By Keith Carman
“Sometimes it is just frustrating to realize we’re living in a third world country when it concerns music,” grunts The Secret guitarist Mike Bertoldini. “To be honest, everything music related totally sucks here.”
To the uninitiated, seven year-old extreme metal brigade The Secret is one of Italy’s few explosive and heavily revered acts. Yet despite an intensifying profile, much of that attention fails to come from the land of olive oil and wine.
In fact, The Secret’s notoriety is everywhere but. Thanks to underground metal’s word-of-mouth and music-trading communities, it would seem as if the rest of the global metal contingent is keen to something Italians can’t even fathom.
Moreover, as evidenced on the band’s third full-length Solve Et Coagula (Southern Lord Records), it’s a notoriety that is entirely earned. The Secret’s abrasive, caustic and fiery amalgam of extreme music sub-genres has a mind, taste and impact all its own, ensuring Solve Et Coagula is an album that finds Converge-influenced hyperactive passion uniting with obliteratingly heavy detuned riffs, demonic girth and attitude clearly culled from black metal’s most tormenting heyday. Essentially, Solve Et Coagula is as imposing and acerbic as it is enthrallingly original.
^^^^^^^^
TO DO:
Continue the article about the Italian metal band The Secret, starting right after its last sentence.

GIVEN INFORMATION:
^^^^^^^^
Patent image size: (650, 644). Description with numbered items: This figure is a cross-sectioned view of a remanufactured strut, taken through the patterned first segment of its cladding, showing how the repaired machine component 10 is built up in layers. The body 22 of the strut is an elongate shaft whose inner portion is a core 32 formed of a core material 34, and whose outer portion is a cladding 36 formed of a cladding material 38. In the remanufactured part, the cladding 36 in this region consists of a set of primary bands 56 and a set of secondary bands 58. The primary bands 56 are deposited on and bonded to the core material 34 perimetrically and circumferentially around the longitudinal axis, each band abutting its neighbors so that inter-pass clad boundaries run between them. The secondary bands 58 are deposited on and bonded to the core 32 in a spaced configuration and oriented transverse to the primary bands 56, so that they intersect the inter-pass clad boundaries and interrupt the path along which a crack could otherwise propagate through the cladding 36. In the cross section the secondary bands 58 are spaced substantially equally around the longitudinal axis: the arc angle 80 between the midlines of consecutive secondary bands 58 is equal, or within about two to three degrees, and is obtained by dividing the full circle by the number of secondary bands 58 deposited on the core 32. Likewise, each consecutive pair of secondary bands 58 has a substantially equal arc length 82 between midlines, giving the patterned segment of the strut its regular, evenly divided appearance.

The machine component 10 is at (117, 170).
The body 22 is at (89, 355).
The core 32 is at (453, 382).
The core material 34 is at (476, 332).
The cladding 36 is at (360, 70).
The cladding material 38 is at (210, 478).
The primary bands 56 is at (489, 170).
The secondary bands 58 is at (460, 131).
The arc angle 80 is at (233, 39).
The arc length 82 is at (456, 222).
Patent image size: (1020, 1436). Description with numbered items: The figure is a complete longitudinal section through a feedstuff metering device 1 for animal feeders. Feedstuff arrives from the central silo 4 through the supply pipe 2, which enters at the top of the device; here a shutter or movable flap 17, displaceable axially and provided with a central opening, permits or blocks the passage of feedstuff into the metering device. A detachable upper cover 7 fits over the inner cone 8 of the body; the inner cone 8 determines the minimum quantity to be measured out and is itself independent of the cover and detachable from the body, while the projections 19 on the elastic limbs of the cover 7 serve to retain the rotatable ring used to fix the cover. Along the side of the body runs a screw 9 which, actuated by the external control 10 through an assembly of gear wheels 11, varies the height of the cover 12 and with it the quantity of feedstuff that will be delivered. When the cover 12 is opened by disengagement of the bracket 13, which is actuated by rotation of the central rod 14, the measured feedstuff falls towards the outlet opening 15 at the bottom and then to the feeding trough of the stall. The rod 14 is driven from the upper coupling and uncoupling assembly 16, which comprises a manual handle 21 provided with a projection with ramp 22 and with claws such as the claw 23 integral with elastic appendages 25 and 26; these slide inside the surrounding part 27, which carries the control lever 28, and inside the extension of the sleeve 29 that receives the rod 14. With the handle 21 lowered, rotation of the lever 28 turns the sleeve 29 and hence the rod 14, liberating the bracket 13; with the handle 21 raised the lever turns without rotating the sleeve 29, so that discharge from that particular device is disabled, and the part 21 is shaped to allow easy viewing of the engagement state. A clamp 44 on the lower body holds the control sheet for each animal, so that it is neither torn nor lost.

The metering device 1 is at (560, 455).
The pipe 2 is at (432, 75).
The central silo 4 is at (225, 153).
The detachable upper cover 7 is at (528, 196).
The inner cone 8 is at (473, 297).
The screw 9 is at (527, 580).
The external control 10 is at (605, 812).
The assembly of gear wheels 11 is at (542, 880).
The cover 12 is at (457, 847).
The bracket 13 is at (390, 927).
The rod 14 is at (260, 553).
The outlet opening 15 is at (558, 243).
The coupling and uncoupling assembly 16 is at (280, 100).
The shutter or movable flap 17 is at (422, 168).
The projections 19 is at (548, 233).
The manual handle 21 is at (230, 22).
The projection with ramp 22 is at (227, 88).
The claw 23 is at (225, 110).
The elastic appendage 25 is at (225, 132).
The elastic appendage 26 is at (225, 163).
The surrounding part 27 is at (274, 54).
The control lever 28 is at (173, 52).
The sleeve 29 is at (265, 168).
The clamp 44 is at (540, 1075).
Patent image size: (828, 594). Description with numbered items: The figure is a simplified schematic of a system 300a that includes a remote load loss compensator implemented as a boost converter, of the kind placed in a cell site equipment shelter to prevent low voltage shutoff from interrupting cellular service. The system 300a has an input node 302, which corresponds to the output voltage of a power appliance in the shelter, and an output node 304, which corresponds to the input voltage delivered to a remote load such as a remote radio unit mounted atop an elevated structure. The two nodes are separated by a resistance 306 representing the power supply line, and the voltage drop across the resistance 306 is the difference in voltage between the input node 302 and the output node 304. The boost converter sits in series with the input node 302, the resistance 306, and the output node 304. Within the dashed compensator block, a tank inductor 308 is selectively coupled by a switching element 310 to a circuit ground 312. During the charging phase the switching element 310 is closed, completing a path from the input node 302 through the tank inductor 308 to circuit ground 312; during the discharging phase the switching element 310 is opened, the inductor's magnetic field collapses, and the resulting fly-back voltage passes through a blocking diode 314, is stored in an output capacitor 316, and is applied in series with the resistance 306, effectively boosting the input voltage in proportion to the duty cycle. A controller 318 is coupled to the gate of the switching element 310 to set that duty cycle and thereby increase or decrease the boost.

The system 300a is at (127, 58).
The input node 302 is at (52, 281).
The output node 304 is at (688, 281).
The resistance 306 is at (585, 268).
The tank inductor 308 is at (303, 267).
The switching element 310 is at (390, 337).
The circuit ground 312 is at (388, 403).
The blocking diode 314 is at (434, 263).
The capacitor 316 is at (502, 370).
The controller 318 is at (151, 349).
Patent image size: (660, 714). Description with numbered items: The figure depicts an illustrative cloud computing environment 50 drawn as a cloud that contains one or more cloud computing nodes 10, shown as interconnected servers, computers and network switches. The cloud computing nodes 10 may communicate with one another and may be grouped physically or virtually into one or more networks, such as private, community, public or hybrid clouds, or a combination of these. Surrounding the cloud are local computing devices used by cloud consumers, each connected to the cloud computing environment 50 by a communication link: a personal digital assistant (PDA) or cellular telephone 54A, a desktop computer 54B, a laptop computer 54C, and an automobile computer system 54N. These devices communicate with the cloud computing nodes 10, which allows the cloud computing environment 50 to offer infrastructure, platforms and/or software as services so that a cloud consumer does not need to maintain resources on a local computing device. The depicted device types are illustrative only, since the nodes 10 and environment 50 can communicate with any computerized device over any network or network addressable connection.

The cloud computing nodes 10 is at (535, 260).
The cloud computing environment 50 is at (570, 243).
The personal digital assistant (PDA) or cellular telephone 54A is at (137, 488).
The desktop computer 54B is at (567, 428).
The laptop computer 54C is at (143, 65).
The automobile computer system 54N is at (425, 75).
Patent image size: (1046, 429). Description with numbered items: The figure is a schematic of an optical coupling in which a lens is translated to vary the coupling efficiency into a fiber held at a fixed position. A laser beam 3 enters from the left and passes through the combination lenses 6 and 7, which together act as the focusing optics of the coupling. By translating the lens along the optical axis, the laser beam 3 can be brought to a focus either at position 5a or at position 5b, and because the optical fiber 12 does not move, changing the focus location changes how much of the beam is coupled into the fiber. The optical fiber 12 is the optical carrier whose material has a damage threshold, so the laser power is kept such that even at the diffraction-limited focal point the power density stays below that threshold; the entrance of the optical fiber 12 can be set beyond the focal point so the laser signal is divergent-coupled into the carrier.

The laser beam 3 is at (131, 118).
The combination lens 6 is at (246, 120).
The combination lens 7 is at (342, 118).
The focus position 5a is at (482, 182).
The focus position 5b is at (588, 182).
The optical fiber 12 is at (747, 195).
^^^^^^^^
RESPONSE AREA:
Strange then, that only their homeland seems ignorant to The Secret’s brilliance. As Bertoldini relates though, because its populace refuse to embrace anything but pre-packaged music, the band (completed by vocalist Marco Coslovich, bassist Enrico Uliana and drummer Tommaso Corte) has been forced into a sense of patriotic discontent; a disgruntled state motivated by seeing foreign record labels such as Canada’s Goodfellow Records—who issued debut Luce circa 2004 and sophomore release Disintoxication a few years later —and Americans Southern Lord support their cause.
“Italy is a weird country and it’s definitely not famous for its musical tradition,” he continues. “Even if it sounds totally nonsense, most of the times Italian media needs to have a North American ‘approval’ before giving bands a chance. We’ve been never been contacted by any Italian label. Anyway, I’m not complaining, we’re actually happy to work with North American labels.”
Channelling that frustration into a truly inimitable sound one might say harkens back to the formative years of Toronto-based doomsday prophets Cursed but deserves reverence as its own autonomous force, The Secret are onto something fresh. Bertoldini humbly shuns the notion of sprouting new aural strains, however.
“I really don’t know (if we’re prompting a new vein in hardcore/metal) and most importantly, I don’t care,” he states with all sincerity. “What we want to do with this band is play the music we love, whatever it is. I think that it’s not our role to predict what place we’re gonna have in the contemporary music scene. We care about doing our own thing and being a honest band; that’s it. The concept of ‘new’ is totally relative in this moment and the only thing I can say is that we want to take distance from a big part of what heavy music has become lately.”
At that, he notes how The Secret don’t really put much thought into anything other than catharsis, the driving sentiment behind both Solve Et Coagula‘s bleak imagery and a unified lack of interest in being a part of what they see as a failing scene.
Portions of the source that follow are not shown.